>> begin Listing

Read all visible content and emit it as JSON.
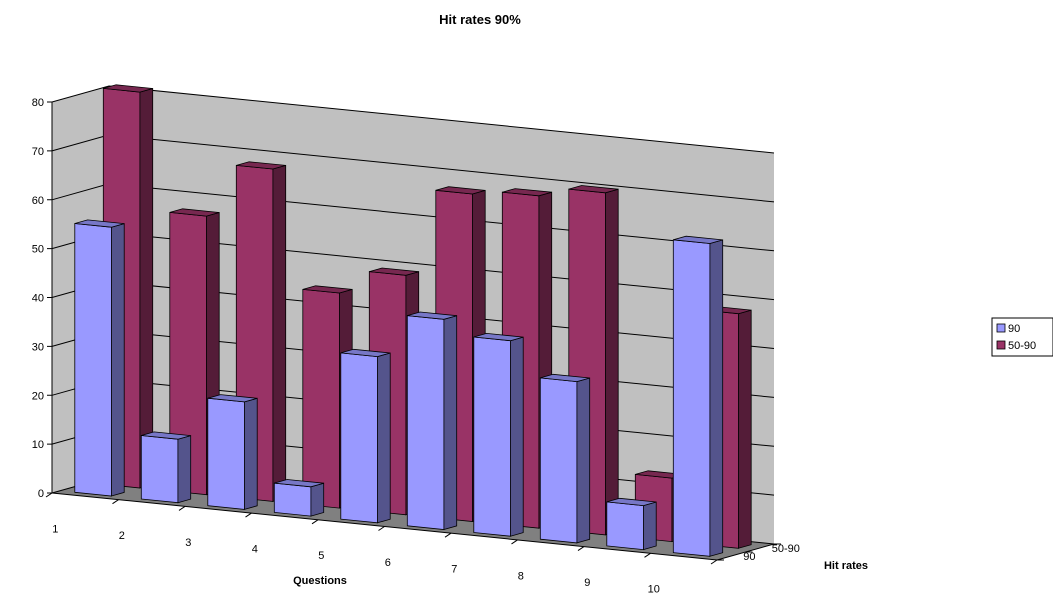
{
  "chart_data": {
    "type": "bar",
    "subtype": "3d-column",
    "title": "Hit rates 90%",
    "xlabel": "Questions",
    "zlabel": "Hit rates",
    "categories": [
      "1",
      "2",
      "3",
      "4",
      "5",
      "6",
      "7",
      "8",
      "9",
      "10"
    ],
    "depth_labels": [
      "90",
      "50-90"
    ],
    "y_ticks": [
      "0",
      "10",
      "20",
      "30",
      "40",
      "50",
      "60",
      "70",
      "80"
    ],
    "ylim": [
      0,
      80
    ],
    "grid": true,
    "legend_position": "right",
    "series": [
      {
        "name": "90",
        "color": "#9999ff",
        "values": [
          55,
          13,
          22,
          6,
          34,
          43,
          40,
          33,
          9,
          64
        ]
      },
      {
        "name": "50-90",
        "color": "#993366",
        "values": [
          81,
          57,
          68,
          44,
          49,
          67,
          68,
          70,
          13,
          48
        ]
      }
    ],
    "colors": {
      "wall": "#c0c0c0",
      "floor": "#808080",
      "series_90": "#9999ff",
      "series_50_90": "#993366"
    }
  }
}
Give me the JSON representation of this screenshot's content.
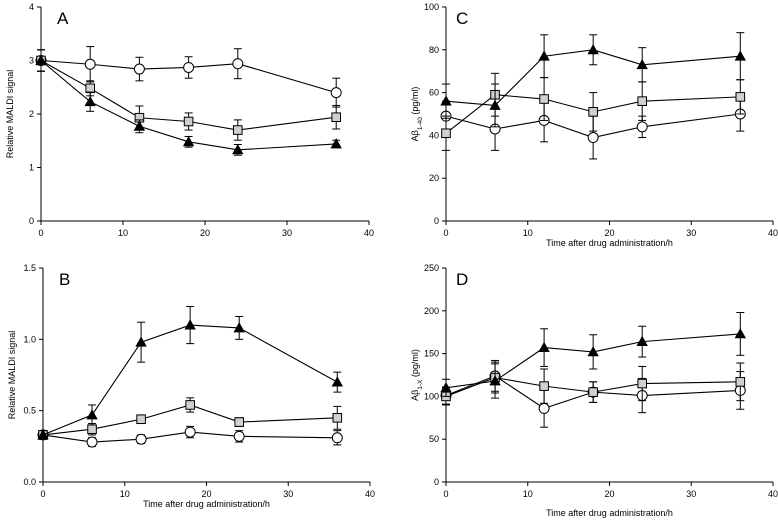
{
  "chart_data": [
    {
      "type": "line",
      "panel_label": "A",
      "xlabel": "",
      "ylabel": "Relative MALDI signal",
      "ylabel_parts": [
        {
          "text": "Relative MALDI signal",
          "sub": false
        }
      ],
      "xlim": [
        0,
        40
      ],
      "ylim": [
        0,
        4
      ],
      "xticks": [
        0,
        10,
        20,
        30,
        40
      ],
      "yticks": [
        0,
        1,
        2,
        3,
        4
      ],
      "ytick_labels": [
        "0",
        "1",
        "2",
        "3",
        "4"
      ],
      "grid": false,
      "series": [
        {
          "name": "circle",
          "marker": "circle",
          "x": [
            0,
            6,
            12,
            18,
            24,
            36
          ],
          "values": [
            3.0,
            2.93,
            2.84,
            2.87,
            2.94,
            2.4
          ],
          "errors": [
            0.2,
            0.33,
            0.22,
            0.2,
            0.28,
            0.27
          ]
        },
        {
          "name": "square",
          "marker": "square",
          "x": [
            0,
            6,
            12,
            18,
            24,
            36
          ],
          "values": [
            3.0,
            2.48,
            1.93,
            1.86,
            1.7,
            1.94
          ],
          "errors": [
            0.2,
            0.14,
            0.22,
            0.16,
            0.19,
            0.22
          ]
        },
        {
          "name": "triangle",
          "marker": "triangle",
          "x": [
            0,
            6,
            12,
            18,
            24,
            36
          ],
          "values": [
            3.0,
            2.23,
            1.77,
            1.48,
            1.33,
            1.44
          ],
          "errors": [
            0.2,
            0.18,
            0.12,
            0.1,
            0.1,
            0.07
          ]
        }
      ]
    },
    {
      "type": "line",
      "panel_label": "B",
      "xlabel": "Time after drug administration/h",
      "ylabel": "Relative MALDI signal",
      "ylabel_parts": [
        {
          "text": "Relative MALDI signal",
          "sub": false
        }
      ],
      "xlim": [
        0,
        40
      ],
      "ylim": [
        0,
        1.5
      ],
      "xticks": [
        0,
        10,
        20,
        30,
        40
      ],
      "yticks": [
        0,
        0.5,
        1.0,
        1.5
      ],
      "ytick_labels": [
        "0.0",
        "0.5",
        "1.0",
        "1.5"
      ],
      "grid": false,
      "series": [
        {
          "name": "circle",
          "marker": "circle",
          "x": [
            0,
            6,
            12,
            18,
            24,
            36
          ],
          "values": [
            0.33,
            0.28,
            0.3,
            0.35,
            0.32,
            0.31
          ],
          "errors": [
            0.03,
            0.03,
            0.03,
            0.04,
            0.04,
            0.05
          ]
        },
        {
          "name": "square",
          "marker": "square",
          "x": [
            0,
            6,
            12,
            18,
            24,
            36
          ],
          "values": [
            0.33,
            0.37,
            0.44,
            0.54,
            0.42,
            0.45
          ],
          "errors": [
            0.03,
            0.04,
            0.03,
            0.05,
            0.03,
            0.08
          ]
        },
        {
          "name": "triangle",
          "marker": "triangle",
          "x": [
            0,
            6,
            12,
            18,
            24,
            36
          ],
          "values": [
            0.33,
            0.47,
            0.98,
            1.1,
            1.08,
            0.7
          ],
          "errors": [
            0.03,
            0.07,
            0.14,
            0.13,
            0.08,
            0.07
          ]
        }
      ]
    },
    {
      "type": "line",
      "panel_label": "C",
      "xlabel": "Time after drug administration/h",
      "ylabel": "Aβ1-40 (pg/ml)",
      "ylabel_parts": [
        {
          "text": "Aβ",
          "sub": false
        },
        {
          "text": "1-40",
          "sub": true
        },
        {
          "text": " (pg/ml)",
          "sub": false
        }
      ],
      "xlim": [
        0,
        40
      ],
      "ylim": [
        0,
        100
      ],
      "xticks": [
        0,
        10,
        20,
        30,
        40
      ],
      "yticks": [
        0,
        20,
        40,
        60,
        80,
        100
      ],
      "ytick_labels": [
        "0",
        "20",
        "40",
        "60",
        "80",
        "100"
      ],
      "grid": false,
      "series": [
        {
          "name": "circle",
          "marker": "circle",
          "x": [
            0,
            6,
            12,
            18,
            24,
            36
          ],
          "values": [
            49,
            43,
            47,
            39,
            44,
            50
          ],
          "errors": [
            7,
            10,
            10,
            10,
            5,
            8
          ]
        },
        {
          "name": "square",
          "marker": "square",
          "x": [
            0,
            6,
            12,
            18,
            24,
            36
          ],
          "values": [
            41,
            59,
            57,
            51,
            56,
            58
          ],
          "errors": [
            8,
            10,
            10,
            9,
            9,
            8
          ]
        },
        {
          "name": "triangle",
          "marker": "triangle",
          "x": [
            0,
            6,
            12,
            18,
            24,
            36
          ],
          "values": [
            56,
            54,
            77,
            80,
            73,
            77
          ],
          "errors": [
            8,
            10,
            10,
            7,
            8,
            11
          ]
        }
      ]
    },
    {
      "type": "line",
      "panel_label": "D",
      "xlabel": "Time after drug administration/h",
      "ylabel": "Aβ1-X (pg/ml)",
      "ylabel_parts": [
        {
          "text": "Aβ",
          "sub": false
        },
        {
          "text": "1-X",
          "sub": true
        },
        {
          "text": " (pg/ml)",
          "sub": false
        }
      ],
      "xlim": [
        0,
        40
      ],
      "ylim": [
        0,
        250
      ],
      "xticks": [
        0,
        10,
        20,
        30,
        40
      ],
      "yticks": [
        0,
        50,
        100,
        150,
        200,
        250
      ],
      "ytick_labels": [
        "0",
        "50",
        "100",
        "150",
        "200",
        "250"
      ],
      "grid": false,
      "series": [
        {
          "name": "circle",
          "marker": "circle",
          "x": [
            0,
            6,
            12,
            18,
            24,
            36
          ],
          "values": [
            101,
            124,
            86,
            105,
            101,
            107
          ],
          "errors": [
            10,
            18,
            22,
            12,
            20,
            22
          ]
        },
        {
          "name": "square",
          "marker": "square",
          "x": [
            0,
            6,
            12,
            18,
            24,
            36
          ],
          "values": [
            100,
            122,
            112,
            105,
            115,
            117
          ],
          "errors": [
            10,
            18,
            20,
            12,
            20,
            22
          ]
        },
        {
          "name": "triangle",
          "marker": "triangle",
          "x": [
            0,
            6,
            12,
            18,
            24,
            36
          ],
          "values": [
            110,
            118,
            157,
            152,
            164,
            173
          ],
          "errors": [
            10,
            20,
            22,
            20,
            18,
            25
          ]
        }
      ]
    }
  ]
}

>> end Listing

Stated task => Print each line of the material above exactly, with the pictures removed from your copy.

Written solution =>
Read all visible content and emit it as JSON.
{
  "chart_data": {
    "type": "bar",
    "subtype": "3d-column",
    "title": "Hit rates 90%",
    "xlabel": "Questions",
    "zlabel": "Hit rates",
    "categories": [
      "1",
      "2",
      "3",
      "4",
      "5",
      "6",
      "7",
      "8",
      "9",
      "10"
    ],
    "depth_labels": [
      "90",
      "50-90"
    ],
    "y_ticks": [
      "0",
      "10",
      "20",
      "30",
      "40",
      "50",
      "60",
      "70",
      "80"
    ],
    "ylim": [
      0,
      80
    ],
    "grid": true,
    "legend_position": "right",
    "series": [
      {
        "name": "90",
        "color": "#9999ff",
        "values": [
          55,
          13,
          22,
          6,
          34,
          43,
          40,
          33,
          9,
          64
        ]
      },
      {
        "name": "50-90",
        "color": "#993366",
        "values": [
          81,
          57,
          68,
          44,
          49,
          67,
          68,
          70,
          13,
          48
        ]
      }
    ],
    "colors": {
      "wall": "#c0c0c0",
      "floor": "#808080",
      "series_90": "#9999ff",
      "series_50_90": "#993366"
    }
  }
}
Give me the JSON representation of this screenshot's content.
{
  "chart_data": [
    {
      "type": "line",
      "panel_label": "A",
      "xlabel": "",
      "ylabel": "Relative MALDI signal",
      "ylabel_parts": [
        {
          "text": "Relative MALDI signal",
          "sub": false
        }
      ],
      "xlim": [
        0,
        40
      ],
      "ylim": [
        0,
        4
      ],
      "xticks": [
        0,
        10,
        20,
        30,
        40
      ],
      "yticks": [
        0,
        1,
        2,
        3,
        4
      ],
      "ytick_labels": [
        "0",
        "1",
        "2",
        "3",
        "4"
      ],
      "grid": false,
      "series": [
        {
          "name": "circle",
          "marker": "circle",
          "x": [
            0,
            6,
            12,
            18,
            24,
            36
          ],
          "values": [
            3.0,
            2.93,
            2.84,
            2.87,
            2.94,
            2.4
          ],
          "errors": [
            0.2,
            0.33,
            0.22,
            0.2,
            0.28,
            0.27
          ]
        },
        {
          "name": "square",
          "marker": "square",
          "x": [
            0,
            6,
            12,
            18,
            24,
            36
          ],
          "values": [
            3.0,
            2.48,
            1.93,
            1.86,
            1.7,
            1.94
          ],
          "errors": [
            0.2,
            0.14,
            0.22,
            0.16,
            0.19,
            0.22
          ]
        },
        {
          "name": "triangle",
          "marker": "triangle",
          "x": [
            0,
            6,
            12,
            18,
            24,
            36
          ],
          "values": [
            3.0,
            2.23,
            1.77,
            1.48,
            1.33,
            1.44
          ],
          "errors": [
            0.2,
            0.18,
            0.12,
            0.1,
            0.1,
            0.07
          ]
        }
      ]
    },
    {
      "type": "line",
      "panel_label": "B",
      "xlabel": "Time after drug administration/h",
      "ylabel": "Relative MALDI signal",
      "ylabel_parts": [
        {
          "text": "Relative MALDI signal",
          "sub": false
        }
      ],
      "xlim": [
        0,
        40
      ],
      "ylim": [
        0,
        1.5
      ],
      "xticks": [
        0,
        10,
        20,
        30,
        40
      ],
      "yticks": [
        0,
        0.5,
        1.0,
        1.5
      ],
      "ytick_labels": [
        "0.0",
        "0.5",
        "1.0",
        "1.5"
      ],
      "grid": false,
      "series": [
        {
          "name": "circle",
          "marker": "circle",
          "x": [
            0,
            6,
            12,
            18,
            24,
            36
          ],
          "values": [
            0.33,
            0.28,
            0.3,
            0.35,
            0.32,
            0.31
          ],
          "errors": [
            0.03,
            0.03,
            0.03,
            0.04,
            0.04,
            0.05
          ]
        },
        {
          "name": "square",
          "marker": "square",
          "x": [
            0,
            6,
            12,
            18,
            24,
            36
          ],
          "values": [
            0.33,
            0.37,
            0.44,
            0.54,
            0.42,
            0.45
          ],
          "errors": [
            0.03,
            0.04,
            0.03,
            0.05,
            0.03,
            0.08
          ]
        },
        {
          "name": "triangle",
          "marker": "triangle",
          "x": [
            0,
            6,
            12,
            18,
            24,
            36
          ],
          "values": [
            0.33,
            0.47,
            0.98,
            1.1,
            1.08,
            0.7
          ],
          "errors": [
            0.03,
            0.07,
            0.14,
            0.13,
            0.08,
            0.07
          ]
        }
      ]
    },
    {
      "type": "line",
      "panel_label": "C",
      "xlabel": "Time after drug administration/h",
      "ylabel": "Aβ1-40 (pg/ml)",
      "ylabel_parts": [
        {
          "text": "Aβ",
          "sub": false
        },
        {
          "text": "1-40",
          "sub": true
        },
        {
          "text": " (pg/ml)",
          "sub": false
        }
      ],
      "xlim": [
        0,
        40
      ],
      "ylim": [
        0,
        100
      ],
      "xticks": [
        0,
        10,
        20,
        30,
        40
      ],
      "yticks": [
        0,
        20,
        40,
        60,
        80,
        100
      ],
      "ytick_labels": [
        "0",
        "20",
        "40",
        "60",
        "80",
        "100"
      ],
      "grid": false,
      "series": [
        {
          "name": "circle",
          "marker": "circle",
          "x": [
            0,
            6,
            12,
            18,
            24,
            36
          ],
          "values": [
            49,
            43,
            47,
            39,
            44,
            50
          ],
          "errors": [
            7,
            10,
            10,
            10,
            5,
            8
          ]
        },
        {
          "name": "square",
          "marker": "square",
          "x": [
            0,
            6,
            12,
            18,
            24,
            36
          ],
          "values": [
            41,
            59,
            57,
            51,
            56,
            58
          ],
          "errors": [
            8,
            10,
            10,
            9,
            9,
            8
          ]
        },
        {
          "name": "triangle",
          "marker": "triangle",
          "x": [
            0,
            6,
            12,
            18,
            24,
            36
          ],
          "values": [
            56,
            54,
            77,
            80,
            73,
            77
          ],
          "errors": [
            8,
            10,
            10,
            7,
            8,
            11
          ]
        }
      ]
    },
    {
      "type": "line",
      "panel_label": "D",
      "xlabel": "Time after drug administration/h",
      "ylabel": "Aβ1-X (pg/ml)",
      "ylabel_parts": [
        {
          "text": "Aβ",
          "sub": false
        },
        {
          "text": "1-X",
          "sub": true
        },
        {
          "text": " (pg/ml)",
          "sub": false
        }
      ],
      "xlim": [
        0,
        40
      ],
      "ylim": [
        0,
        250
      ],
      "xticks": [
        0,
        10,
        20,
        30,
        40
      ],
      "yticks": [
        0,
        50,
        100,
        150,
        200,
        250
      ],
      "ytick_labels": [
        "0",
        "50",
        "100",
        "150",
        "200",
        "250"
      ],
      "grid": false,
      "series": [
        {
          "name": "circle",
          "marker": "circle",
          "x": [
            0,
            6,
            12,
            18,
            24,
            36
          ],
          "values": [
            101,
            124,
            86,
            105,
            101,
            107
          ],
          "errors": [
            10,
            18,
            22,
            12,
            20,
            22
          ]
        },
        {
          "name": "square",
          "marker": "square",
          "x": [
            0,
            6,
            12,
            18,
            24,
            36
          ],
          "values": [
            100,
            122,
            112,
            105,
            115,
            117
          ],
          "errors": [
            10,
            18,
            20,
            12,
            20,
            22
          ]
        },
        {
          "name": "triangle",
          "marker": "triangle",
          "x": [
            0,
            6,
            12,
            18,
            24,
            36
          ],
          "values": [
            110,
            118,
            157,
            152,
            164,
            173
          ],
          "errors": [
            10,
            20,
            22,
            20,
            18,
            25
          ]
        }
      ]
    }
  ]
}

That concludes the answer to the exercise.